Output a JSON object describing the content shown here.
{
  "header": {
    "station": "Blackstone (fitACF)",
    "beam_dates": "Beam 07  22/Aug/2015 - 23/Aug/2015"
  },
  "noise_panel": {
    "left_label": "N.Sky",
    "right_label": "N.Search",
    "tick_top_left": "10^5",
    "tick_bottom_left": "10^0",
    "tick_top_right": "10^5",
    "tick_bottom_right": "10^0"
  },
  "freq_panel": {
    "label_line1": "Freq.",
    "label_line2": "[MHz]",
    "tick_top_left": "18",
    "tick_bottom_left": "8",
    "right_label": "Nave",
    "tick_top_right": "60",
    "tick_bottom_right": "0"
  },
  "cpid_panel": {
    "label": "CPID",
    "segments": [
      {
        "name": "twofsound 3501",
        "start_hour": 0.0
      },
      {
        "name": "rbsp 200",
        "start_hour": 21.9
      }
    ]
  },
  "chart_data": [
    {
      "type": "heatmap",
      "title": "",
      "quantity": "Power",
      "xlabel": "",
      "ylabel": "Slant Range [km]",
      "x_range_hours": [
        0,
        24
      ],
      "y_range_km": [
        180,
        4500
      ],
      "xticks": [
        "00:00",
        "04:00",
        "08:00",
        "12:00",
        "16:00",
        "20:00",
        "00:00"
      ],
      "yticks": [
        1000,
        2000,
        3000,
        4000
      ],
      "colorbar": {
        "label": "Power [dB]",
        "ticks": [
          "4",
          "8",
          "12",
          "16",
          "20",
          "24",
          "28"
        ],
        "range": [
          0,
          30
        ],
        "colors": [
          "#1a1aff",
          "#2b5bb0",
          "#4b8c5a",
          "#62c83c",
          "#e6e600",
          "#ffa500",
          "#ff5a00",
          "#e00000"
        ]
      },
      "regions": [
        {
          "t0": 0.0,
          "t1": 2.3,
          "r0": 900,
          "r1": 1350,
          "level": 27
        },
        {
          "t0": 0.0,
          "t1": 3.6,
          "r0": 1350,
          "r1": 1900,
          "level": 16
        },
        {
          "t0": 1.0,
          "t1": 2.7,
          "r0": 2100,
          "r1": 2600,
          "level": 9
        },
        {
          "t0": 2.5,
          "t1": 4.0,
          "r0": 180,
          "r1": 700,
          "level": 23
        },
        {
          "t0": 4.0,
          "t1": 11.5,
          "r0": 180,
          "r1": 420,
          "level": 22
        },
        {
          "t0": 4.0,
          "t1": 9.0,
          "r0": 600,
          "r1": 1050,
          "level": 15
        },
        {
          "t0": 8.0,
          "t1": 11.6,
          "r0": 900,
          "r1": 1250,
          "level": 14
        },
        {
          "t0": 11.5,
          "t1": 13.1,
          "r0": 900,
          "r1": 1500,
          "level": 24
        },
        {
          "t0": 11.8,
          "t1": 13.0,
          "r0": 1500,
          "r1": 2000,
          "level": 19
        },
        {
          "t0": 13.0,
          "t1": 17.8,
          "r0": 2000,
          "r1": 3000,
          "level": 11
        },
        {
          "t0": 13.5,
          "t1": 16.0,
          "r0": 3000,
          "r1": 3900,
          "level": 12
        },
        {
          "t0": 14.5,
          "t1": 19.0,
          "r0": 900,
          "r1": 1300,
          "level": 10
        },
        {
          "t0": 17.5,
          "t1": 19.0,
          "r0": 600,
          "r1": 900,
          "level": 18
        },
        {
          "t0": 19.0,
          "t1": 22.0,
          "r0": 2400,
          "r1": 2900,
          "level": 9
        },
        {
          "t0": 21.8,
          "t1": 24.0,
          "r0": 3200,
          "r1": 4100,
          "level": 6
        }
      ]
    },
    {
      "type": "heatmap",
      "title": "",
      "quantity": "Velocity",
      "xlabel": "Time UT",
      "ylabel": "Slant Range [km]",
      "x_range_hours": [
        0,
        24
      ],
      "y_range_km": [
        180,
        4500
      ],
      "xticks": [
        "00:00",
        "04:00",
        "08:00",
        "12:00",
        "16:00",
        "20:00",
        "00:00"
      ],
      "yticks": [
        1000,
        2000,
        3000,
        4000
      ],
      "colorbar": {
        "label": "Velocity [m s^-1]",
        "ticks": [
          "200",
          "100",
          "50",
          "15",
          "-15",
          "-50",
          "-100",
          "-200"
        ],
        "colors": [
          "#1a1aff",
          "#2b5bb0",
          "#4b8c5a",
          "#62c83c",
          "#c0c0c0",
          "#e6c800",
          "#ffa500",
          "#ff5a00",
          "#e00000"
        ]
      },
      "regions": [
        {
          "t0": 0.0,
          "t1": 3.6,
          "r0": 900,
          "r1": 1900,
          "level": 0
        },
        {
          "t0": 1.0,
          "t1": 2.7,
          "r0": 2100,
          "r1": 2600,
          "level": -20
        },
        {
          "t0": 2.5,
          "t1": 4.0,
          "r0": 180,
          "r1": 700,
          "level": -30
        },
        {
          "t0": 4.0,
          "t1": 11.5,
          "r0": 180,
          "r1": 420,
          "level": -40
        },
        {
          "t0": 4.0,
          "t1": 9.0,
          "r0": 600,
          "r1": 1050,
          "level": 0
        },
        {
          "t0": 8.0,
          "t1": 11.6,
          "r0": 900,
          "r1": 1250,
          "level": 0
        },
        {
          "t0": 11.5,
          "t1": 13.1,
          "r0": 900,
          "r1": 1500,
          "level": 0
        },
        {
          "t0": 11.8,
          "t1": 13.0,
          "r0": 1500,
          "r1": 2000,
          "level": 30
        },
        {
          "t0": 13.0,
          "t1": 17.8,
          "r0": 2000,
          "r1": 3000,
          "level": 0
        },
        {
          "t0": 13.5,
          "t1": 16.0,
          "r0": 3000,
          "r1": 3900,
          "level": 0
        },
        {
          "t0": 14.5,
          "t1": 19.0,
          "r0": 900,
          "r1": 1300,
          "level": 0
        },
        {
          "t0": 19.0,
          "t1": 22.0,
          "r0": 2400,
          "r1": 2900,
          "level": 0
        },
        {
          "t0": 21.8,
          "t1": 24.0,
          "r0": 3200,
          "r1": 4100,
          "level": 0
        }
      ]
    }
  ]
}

══════

* [Instructions for the task]: Each line above must be printed exactly as it appears.

* [Solution for this exercise]:
Output a JSON object describing the content shown here.
{
  "header": {
    "station": "Blackstone (fitACF)",
    "beam_dates": "Beam 07  22/Aug/2015 - 23/Aug/2015"
  },
  "noise_panel": {
    "left_label": "N.Sky",
    "right_label": "N.Search",
    "tick_top_left": "10^5",
    "tick_bottom_left": "10^0",
    "tick_top_right": "10^5",
    "tick_bottom_right": "10^0"
  },
  "freq_panel": {
    "label_line1": "Freq.",
    "label_line2": "[MHz]",
    "tick_top_left": "18",
    "tick_bottom_left": "8",
    "right_label": "Nave",
    "tick_top_right": "60",
    "tick_bottom_right": "0"
  },
  "cpid_panel": {
    "label": "CPID",
    "segments": [
      {
        "name": "twofsound 3501",
        "start_hour": 0.0
      },
      {
        "name": "rbsp 200",
        "start_hour": 21.9
      }
    ]
  },
  "chart_data": [
    {
      "type": "heatmap",
      "title": "",
      "quantity": "Power",
      "xlabel": "",
      "ylabel": "Slant Range [km]",
      "x_range_hours": [
        0,
        24
      ],
      "y_range_km": [
        180,
        4500
      ],
      "xticks": [
        "00:00",
        "04:00",
        "08:00",
        "12:00",
        "16:00",
        "20:00",
        "00:00"
      ],
      "yticks": [
        1000,
        2000,
        3000,
        4000
      ],
      "colorbar": {
        "label": "Power [dB]",
        "ticks": [
          "4",
          "8",
          "12",
          "16",
          "20",
          "24",
          "28"
        ],
        "range": [
          0,
          30
        ],
        "colors": [
          "#1a1aff",
          "#2b5bb0",
          "#4b8c5a",
          "#62c83c",
          "#e6e600",
          "#ffa500",
          "#ff5a00",
          "#e00000"
        ]
      },
      "regions": [
        {
          "t0": 0.0,
          "t1": 2.3,
          "r0": 900,
          "r1": 1350,
          "level": 27
        },
        {
          "t0": 0.0,
          "t1": 3.6,
          "r0": 1350,
          "r1": 1900,
          "level": 16
        },
        {
          "t0": 1.0,
          "t1": 2.7,
          "r0": 2100,
          "r1": 2600,
          "level": 9
        },
        {
          "t0": 2.5,
          "t1": 4.0,
          "r0": 180,
          "r1": 700,
          "level": 23
        },
        {
          "t0": 4.0,
          "t1": 11.5,
          "r0": 180,
          "r1": 420,
          "level": 22
        },
        {
          "t0": 4.0,
          "t1": 9.0,
          "r0": 600,
          "r1": 1050,
          "level": 15
        },
        {
          "t0": 8.0,
          "t1": 11.6,
          "r0": 900,
          "r1": 1250,
          "level": 14
        },
        {
          "t0": 11.5,
          "t1": 13.1,
          "r0": 900,
          "r1": 1500,
          "level": 24
        },
        {
          "t0": 11.8,
          "t1": 13.0,
          "r0": 1500,
          "r1": 2000,
          "level": 19
        },
        {
          "t0": 13.0,
          "t1": 17.8,
          "r0": 2000,
          "r1": 3000,
          "level": 11
        },
        {
          "t0": 13.5,
          "t1": 16.0,
          "r0": 3000,
          "r1": 3900,
          "level": 12
        },
        {
          "t0": 14.5,
          "t1": 19.0,
          "r0": 900,
          "r1": 1300,
          "level": 10
        },
        {
          "t0": 17.5,
          "t1": 19.0,
          "r0": 600,
          "r1": 900,
          "level": 18
        },
        {
          "t0": 19.0,
          "t1": 22.0,
          "r0": 2400,
          "r1": 2900,
          "level": 9
        },
        {
          "t0": 21.8,
          "t1": 24.0,
          "r0": 3200,
          "r1": 4100,
          "level": 6
        }
      ]
    },
    {
      "type": "heatmap",
      "title": "",
      "quantity": "Velocity",
      "xlabel": "Time UT",
      "ylabel": "Slant Range [km]",
      "x_range_hours": [
        0,
        24
      ],
      "y_range_km": [
        180,
        4500
      ],
      "xticks": [
        "00:00",
        "04:00",
        "08:00",
        "12:00",
        "16:00",
        "20:00",
        "00:00"
      ],
      "yticks": [
        1000,
        2000,
        3000,
        4000
      ],
      "colorbar": {
        "label": "Velocity [m s^-1]",
        "ticks": [
          "200",
          "100",
          "50",
          "15",
          "-15",
          "-50",
          "-100",
          "-200"
        ],
        "colors": [
          "#1a1aff",
          "#2b5bb0",
          "#4b8c5a",
          "#62c83c",
          "#c0c0c0",
          "#e6c800",
          "#ffa500",
          "#ff5a00",
          "#e00000"
        ]
      },
      "regions": [
        {
          "t0": 0.0,
          "t1": 3.6,
          "r0": 900,
          "r1": 1900,
          "level": 0
        },
        {
          "t0": 1.0,
          "t1": 2.7,
          "r0": 2100,
          "r1": 2600,
          "level": -20
        },
        {
          "t0": 2.5,
          "t1": 4.0,
          "r0": 180,
          "r1": 700,
          "level": -30
        },
        {
          "t0": 4.0,
          "t1": 11.5,
          "r0": 180,
          "r1": 420,
          "level": -40
        },
        {
          "t0": 4.0,
          "t1": 9.0,
          "r0": 600,
          "r1": 1050,
          "level": 0
        },
        {
          "t0": 8.0,
          "t1": 11.6,
          "r0": 900,
          "r1": 1250,
          "level": 0
        },
        {
          "t0": 11.5,
          "t1": 13.1,
          "r0": 900,
          "r1": 1500,
          "level": 0
        },
        {
          "t0": 11.8,
          "t1": 13.0,
          "r0": 1500,
          "r1": 2000,
          "level": 30
        },
        {
          "t0": 13.0,
          "t1": 17.8,
          "r0": 2000,
          "r1": 3000,
          "level": 0
        },
        {
          "t0": 13.5,
          "t1": 16.0,
          "r0": 3000,
          "r1": 3900,
          "level": 0
        },
        {
          "t0": 14.5,
          "t1": 19.0,
          "r0": 900,
          "r1": 1300,
          "level": 0
        },
        {
          "t0": 19.0,
          "t1": 22.0,
          "r0": 2400,
          "r1": 2900,
          "level": 0
        },
        {
          "t0": 21.8,
          "t1": 24.0,
          "r0": 3200,
          "r1": 4100,
          "level": 0
        }
      ]
    }
  ]
}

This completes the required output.